[Some records]

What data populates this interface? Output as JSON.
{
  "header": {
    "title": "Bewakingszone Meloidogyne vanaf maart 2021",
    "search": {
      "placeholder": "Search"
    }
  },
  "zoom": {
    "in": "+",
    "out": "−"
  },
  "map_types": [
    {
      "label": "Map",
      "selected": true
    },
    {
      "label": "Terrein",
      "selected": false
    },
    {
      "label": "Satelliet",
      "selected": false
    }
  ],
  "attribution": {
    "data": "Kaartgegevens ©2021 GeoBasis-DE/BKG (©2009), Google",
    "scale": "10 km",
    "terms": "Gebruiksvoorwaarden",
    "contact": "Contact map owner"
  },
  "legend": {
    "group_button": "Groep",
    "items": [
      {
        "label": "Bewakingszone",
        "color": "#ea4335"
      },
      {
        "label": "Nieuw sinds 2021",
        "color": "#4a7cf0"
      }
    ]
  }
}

▸ Task goal
Return all of the data word for word.

▸ Answer for the task
What data populates this interface? Output as JSON.
{
  "header": {
    "title": "Bewakingszone Meloidogyne vanaf maart 2021",
    "search": {
      "placeholder": "Search"
    }
  },
  "zoom": {
    "in": "+",
    "out": "−"
  },
  "map_types": [
    {
      "label": "Map",
      "selected": true
    },
    {
      "label": "Terrein",
      "selected": false
    },
    {
      "label": "Satelliet",
      "selected": false
    }
  ],
  "attribution": {
    "data": "Kaartgegevens ©2021 GeoBasis-DE/BKG (©2009), Google",
    "scale": "10 km",
    "terms": "Gebruiksvoorwaarden",
    "contact": "Contact map owner"
  },
  "legend": {
    "group_button": "Groep",
    "items": [
      {
        "label": "Bewakingszone",
        "color": "#ea4335"
      },
      {
        "label": "Nieuw sinds 2021",
        "color": "#4a7cf0"
      }
    ]
  }
}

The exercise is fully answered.